Data excerpts:
— start —

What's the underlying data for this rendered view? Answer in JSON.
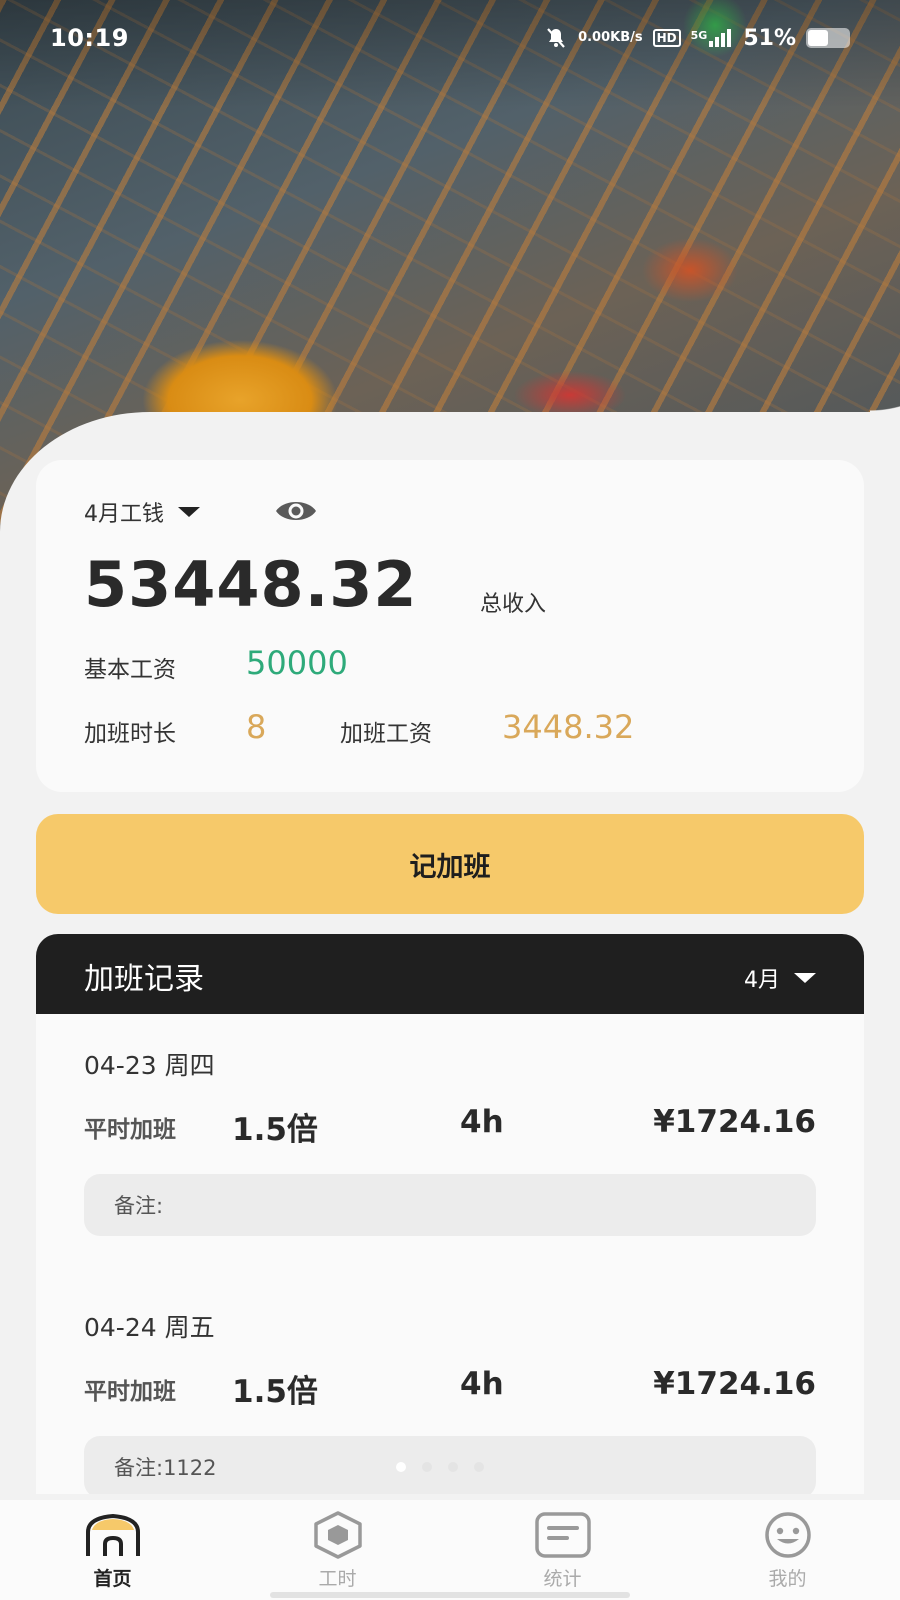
{
  "status_bar": {
    "time": "10:19",
    "net_speed_value": "0.00",
    "net_speed_unit": "KB/s",
    "hd": "HD",
    "network": "5G",
    "battery": "51%",
    "battery_level": 0.51
  },
  "summary": {
    "month_label": "4月工钱",
    "total_amount": "53448.32",
    "total_label": "总收入",
    "base_salary_label": "基本工资",
    "base_salary_value": "50000",
    "ot_hours_label": "加班时长",
    "ot_hours_value": "8",
    "ot_pay_label": "加班工资",
    "ot_pay_value": "3448.32"
  },
  "record_button": "记加班",
  "records": {
    "title": "加班记录",
    "month": "4月",
    "items": [
      {
        "date": "04-23 周四",
        "type": "平时加班",
        "multiplier": "1.5倍",
        "hours": "4h",
        "amount": "¥1724.16",
        "note": "备注:"
      },
      {
        "date": "04-24 周五",
        "type": "平时加班",
        "multiplier": "1.5倍",
        "hours": "4h",
        "amount": "¥1724.16",
        "note": "备注:1122"
      }
    ]
  },
  "bottom_nav": [
    {
      "label": "首页",
      "icon": "home-icon",
      "active": true
    },
    {
      "label": "工时",
      "icon": "hexagon-icon",
      "active": false
    },
    {
      "label": "统计",
      "icon": "stats-card-icon",
      "active": false
    },
    {
      "label": "我的",
      "icon": "smiley-face-icon",
      "active": false
    }
  ],
  "colors": {
    "accent_yellow": "#f6c96a",
    "green_value": "#2eaa7a",
    "gold_value": "#d9a85a",
    "header_dark": "#1f1f1f"
  }
}
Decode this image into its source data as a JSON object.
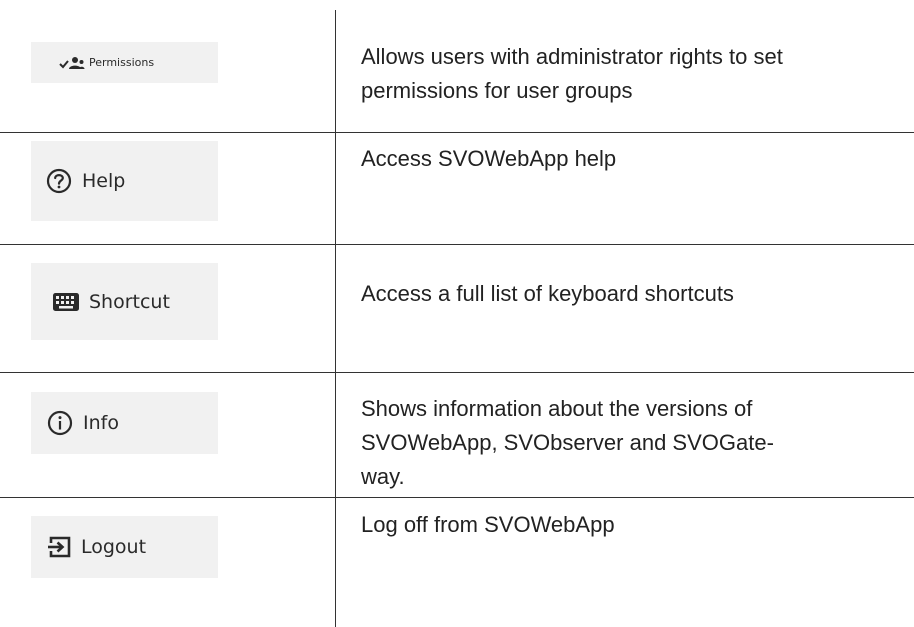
{
  "rows": [
    {
      "button_label": "Permissions",
      "icon": "user-group-check-icon",
      "description": "Allows users with administrator rights to set\npermissions for user groups"
    },
    {
      "button_label": "Help",
      "icon": "question-circle-icon",
      "description": "Access SVOWebApp help"
    },
    {
      "button_label": "Shortcut",
      "icon": "keyboard-icon",
      "description": "Access a full list of keyboard shortcuts"
    },
    {
      "button_label": "Info",
      "icon": "info-circle-icon",
      "description": "Shows information about the versions of\nSVOWebApp, SVObserver and SVOGate-\nway."
    },
    {
      "button_label": "Logout",
      "icon": "logout-icon",
      "description": "Log off from SVOWebApp"
    }
  ],
  "colors": {
    "button_background": "#f1f1f1",
    "rule": "#333333",
    "text": "#222222"
  }
}
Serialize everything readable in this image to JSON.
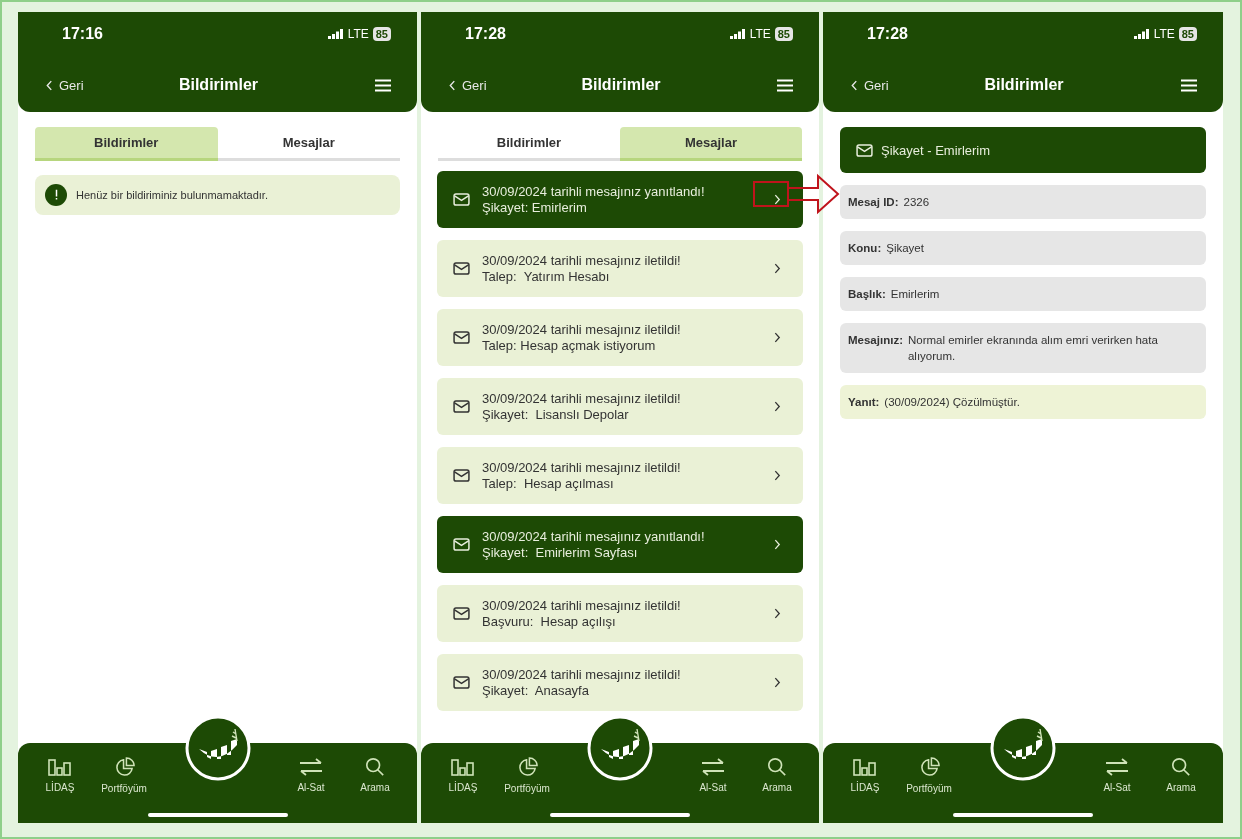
{
  "phones": [
    {
      "kind": "notifications",
      "status": {
        "time": "17:16",
        "network": "LTE",
        "battery": "85"
      },
      "header": {
        "back": "Geri",
        "title": "Bildirimler"
      },
      "tabs": [
        {
          "label": "Bildirimler",
          "selected": true
        },
        {
          "label": "Mesajlar",
          "selected": false
        }
      ],
      "notice": "Henüz bir bildiriminiz bulunmamaktadır.",
      "nav": [
        "LİDAŞ",
        "Portföyüm",
        "Al-Sat",
        "Arama"
      ]
    },
    {
      "kind": "messages",
      "status": {
        "time": "17:28",
        "network": "LTE",
        "battery": "85"
      },
      "header": {
        "back": "Geri",
        "title": "Bildirimler"
      },
      "tabs": [
        {
          "label": "Bildirimler",
          "selected": false
        },
        {
          "label": "Mesajlar",
          "selected": true
        }
      ],
      "messages": [
        {
          "title": "30/09/2024 tarihli mesajınız yanıtlandı!",
          "subject": "Şikayet: Emirlerim",
          "answered": true
        },
        {
          "title": "30/09/2024 tarihli mesajınız iletildi!",
          "subject": "Talep:  Yatırım Hesabı",
          "answered": false
        },
        {
          "title": "30/09/2024 tarihli mesajınız iletildi!",
          "subject": "Talep: Hesap açmak istiyorum",
          "answered": false
        },
        {
          "title": "30/09/2024 tarihli mesajınız iletildi!",
          "subject": "Şikayet:  Lisanslı Depolar",
          "answered": false
        },
        {
          "title": "30/09/2024 tarihli mesajınız iletildi!",
          "subject": "Talep:  Hesap açılması",
          "answered": false
        },
        {
          "title": "30/09/2024 tarihli mesajınız yanıtlandı!",
          "subject": "Şikayet:  Emirlerim Sayfası",
          "answered": true
        },
        {
          "title": "30/09/2024 tarihli mesajınız iletildi!",
          "subject": "Başvuru:  Hesap açılışı",
          "answered": false
        },
        {
          "title": "30/09/2024 tarihli mesajınız iletildi!",
          "subject": "Şikayet:  Anasayfa",
          "answered": false
        }
      ],
      "nav": [
        "LİDAŞ",
        "Portföyüm",
        "Al-Sat",
        "Arama"
      ]
    },
    {
      "kind": "detail",
      "status": {
        "time": "17:28",
        "network": "LTE",
        "battery": "85"
      },
      "header": {
        "back": "Geri",
        "title": "Bildirimler"
      },
      "detail_title": "Şikayet - Emirlerim",
      "fields": [
        {
          "kind": "info",
          "label": "Mesaj ID:",
          "value": "2326"
        },
        {
          "kind": "info",
          "label": "Konu:",
          "value": "Şikayet"
        },
        {
          "kind": "info",
          "label": "Başlık:",
          "value": "Emirlerim"
        },
        {
          "kind": "info",
          "label": "Mesajınız:",
          "value": "Normal emirler ekranında alım emri verirken hata alıyorum."
        },
        {
          "kind": "reply",
          "label": "Yanıt:",
          "value": "(30/09/2024) Çözülmüştür."
        }
      ],
      "nav": [
        "LİDAŞ",
        "Portföyüm",
        "Al-Sat",
        "Arama"
      ]
    }
  ]
}
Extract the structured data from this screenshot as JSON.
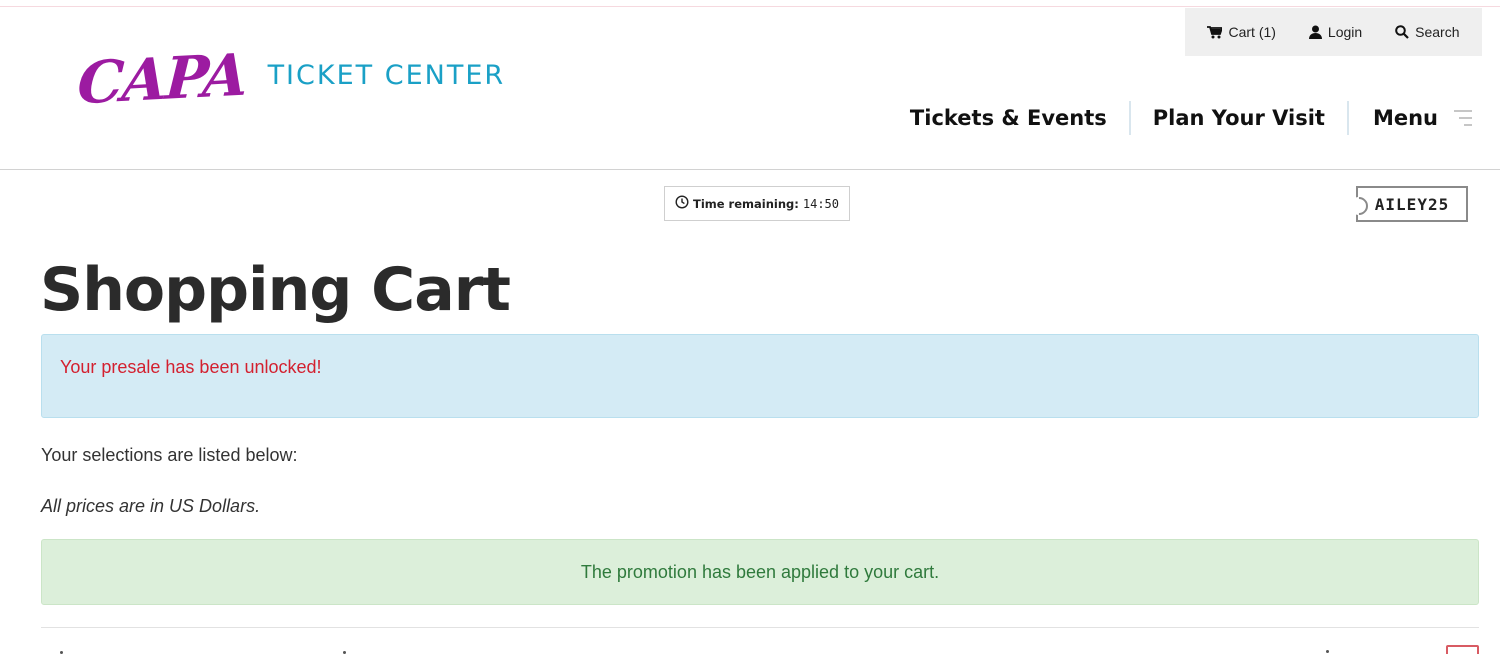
{
  "utility": {
    "cart_label": "Cart (1)",
    "login_label": "Login",
    "search_label": "Search"
  },
  "logo": {
    "capa": "CAPA",
    "ticket_center": "TICKET CENTER"
  },
  "nav": {
    "tickets_events": "Tickets & Events",
    "plan_visit": "Plan Your Visit",
    "menu": "Menu"
  },
  "timer": {
    "label": "Time remaining:",
    "value": "14:50"
  },
  "promo": {
    "code": "AILEY25"
  },
  "page": {
    "title": "Shopping Cart",
    "presale_message": "Your presale has been unlocked!",
    "intro": "Your selections are listed below:",
    "currency_note": "All prices are in US Dollars.",
    "promotion_message": "The promotion has been applied to your cart."
  },
  "colors": {
    "brand_purple": "#9c1ba1",
    "brand_blue": "#1aa0c6",
    "info_bg": "#d4ebf5",
    "info_text": "#d3202f",
    "success_bg": "#dcefda",
    "success_text": "#2f7a3c"
  },
  "icons": {
    "cart": "cart-icon",
    "login": "user-icon",
    "search": "search-icon",
    "timer": "clock-icon",
    "menu": "hamburger-icon"
  }
}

— end —

◆ PROBLEM TO SOLVE ◆
Write out the listing above again, exactly, but with no pictures in the copy.

◆ ANSWER TO THE EXERCISE ◆
What's the underlying data for this rendered view? Answer in JSON.
{
  "status_bar": {
    "time": "10:19",
    "net_speed_value": "0.00",
    "net_speed_unit": "KB/s",
    "hd": "HD",
    "network": "5G",
    "battery": "51%",
    "battery_level": 0.51
  },
  "summary": {
    "month_label": "4月工钱",
    "total_amount": "53448.32",
    "total_label": "总收入",
    "base_salary_label": "基本工资",
    "base_salary_value": "50000",
    "ot_hours_label": "加班时长",
    "ot_hours_value": "8",
    "ot_pay_label": "加班工资",
    "ot_pay_value": "3448.32"
  },
  "record_button": "记加班",
  "records": {
    "title": "加班记录",
    "month": "4月",
    "items": [
      {
        "date": "04-23 周四",
        "type": "平时加班",
        "multiplier": "1.5倍",
        "hours": "4h",
        "amount": "¥1724.16",
        "note": "备注:"
      },
      {
        "date": "04-24 周五",
        "type": "平时加班",
        "multiplier": "1.5倍",
        "hours": "4h",
        "amount": "¥1724.16",
        "note": "备注:1122"
      }
    ]
  },
  "bottom_nav": [
    {
      "label": "首页",
      "icon": "home-icon",
      "active": true
    },
    {
      "label": "工时",
      "icon": "hexagon-icon",
      "active": false
    },
    {
      "label": "统计",
      "icon": "stats-card-icon",
      "active": false
    },
    {
      "label": "我的",
      "icon": "smiley-face-icon",
      "active": false
    }
  ],
  "colors": {
    "accent_yellow": "#f6c96a",
    "green_value": "#2eaa7a",
    "gold_value": "#d9a85a",
    "header_dark": "#1f1f1f"
  }
}
Decode this image into its source data as a JSON object.
{
  "rows": [
    {
      "button_label": "Permissions",
      "icon": "user-group-check-icon",
      "description": "Allows users with administrator rights to set\npermissions for user groups"
    },
    {
      "button_label": "Help",
      "icon": "question-circle-icon",
      "description": "Access SVOWebApp help"
    },
    {
      "button_label": "Shortcut",
      "icon": "keyboard-icon",
      "description": "Access a full list of keyboard shortcuts"
    },
    {
      "button_label": "Info",
      "icon": "info-circle-icon",
      "description": "Shows information about the versions of\nSVOWebApp, SVObserver and SVOGate-\nway."
    },
    {
      "button_label": "Logout",
      "icon": "logout-icon",
      "description": "Log off from SVOWebApp"
    }
  ],
  "colors": {
    "button_background": "#f1f1f1",
    "rule": "#333333",
    "text": "#222222"
  }
}
Serialize everything readable in this image to JSON.
{
  "phones": [
    {
      "kind": "notifications",
      "status": {
        "time": "17:16",
        "network": "LTE",
        "battery": "85"
      },
      "header": {
        "back": "Geri",
        "title": "Bildirimler"
      },
      "tabs": [
        {
          "label": "Bildirimler",
          "selected": true
        },
        {
          "label": "Mesajlar",
          "selected": false
        }
      ],
      "notice": "Henüz bir bildiriminiz bulunmamaktadır.",
      "nav": [
        "LİDAŞ",
        "Portföyüm",
        "Al-Sat",
        "Arama"
      ]
    },
    {
      "kind": "messages",
      "status": {
        "time": "17:28",
        "network": "LTE",
        "battery": "85"
      },
      "header": {
        "back": "Geri",
        "title": "Bildirimler"
      },
      "tabs": [
        {
          "label": "Bildirimler",
          "selected": false
        },
        {
          "label": "Mesajlar",
          "selected": true
        }
      ],
      "messages": [
        {
          "title": "30/09/2024 tarihli mesajınız yanıtlandı!",
          "subject": "Şikayet: Emirlerim",
          "answered": true
        },
        {
          "title": "30/09/2024 tarihli mesajınız iletildi!",
          "subject": "Talep:  Yatırım Hesabı",
          "answered": false
        },
        {
          "title": "30/09/2024 tarihli mesajınız iletildi!",
          "subject": "Talep: Hesap açmak istiyorum",
          "answered": false
        },
        {
          "title": "30/09/2024 tarihli mesajınız iletildi!",
          "subject": "Şikayet:  Lisanslı Depolar",
          "answered": false
        },
        {
          "title": "30/09/2024 tarihli mesajınız iletildi!",
          "subject": "Talep:  Hesap açılması",
          "answered": false
        },
        {
          "title": "30/09/2024 tarihli mesajınız yanıtlandı!",
          "subject": "Şikayet:  Emirlerim Sayfası",
          "answered": true
        },
        {
          "title": "30/09/2024 tarihli mesajınız iletildi!",
          "subject": "Başvuru:  Hesap açılışı",
          "answered": false
        },
        {
          "title": "30/09/2024 tarihli mesajınız iletildi!",
          "subject": "Şikayet:  Anasayfa",
          "answered": false
        }
      ],
      "nav": [
        "LİDAŞ",
        "Portföyüm",
        "Al-Sat",
        "Arama"
      ]
    },
    {
      "kind": "detail",
      "status": {
        "time": "17:28",
        "network": "LTE",
        "battery": "85"
      },
      "header": {
        "back": "Geri",
        "title": "Bildirimler"
      },
      "detail_title": "Şikayet - Emirlerim",
      "fields": [
        {
          "kind": "info",
          "label": "Mesaj ID:",
          "value": "2326"
        },
        {
          "kind": "info",
          "label": "Konu:",
          "value": "Şikayet"
        },
        {
          "kind": "info",
          "label": "Başlık:",
          "value": "Emirlerim"
        },
        {
          "kind": "info",
          "label": "Mesajınız:",
          "value": "Normal emirler ekranında alım emri verirken hata alıyorum."
        },
        {
          "kind": "reply",
          "label": "Yanıt:",
          "value": "(30/09/2024) Çözülmüştür."
        }
      ],
      "nav": [
        "LİDAŞ",
        "Portföyüm",
        "Al-Sat",
        "Arama"
      ]
    }
  ]
}
Extract the structured data from this screenshot as JSON.
{
  "utility": {
    "cart_label": "Cart (1)",
    "login_label": "Login",
    "search_label": "Search"
  },
  "logo": {
    "capa": "CAPA",
    "ticket_center": "TICKET CENTER"
  },
  "nav": {
    "tickets_events": "Tickets & Events",
    "plan_visit": "Plan Your Visit",
    "menu": "Menu"
  },
  "timer": {
    "label": "Time remaining:",
    "value": "14:50"
  },
  "promo": {
    "code": "AILEY25"
  },
  "page": {
    "title": "Shopping Cart",
    "presale_message": "Your presale has been unlocked!",
    "intro": "Your selections are listed below:",
    "currency_note": "All prices are in US Dollars.",
    "promotion_message": "The promotion has been applied to your cart."
  },
  "colors": {
    "brand_purple": "#9c1ba1",
    "brand_blue": "#1aa0c6",
    "info_bg": "#d4ebf5",
    "info_text": "#d3202f",
    "success_bg": "#dcefda",
    "success_text": "#2f7a3c"
  },
  "icons": {
    "cart": "cart-icon",
    "login": "user-icon",
    "search": "search-icon",
    "timer": "clock-icon",
    "menu": "hamburger-icon"
  }
}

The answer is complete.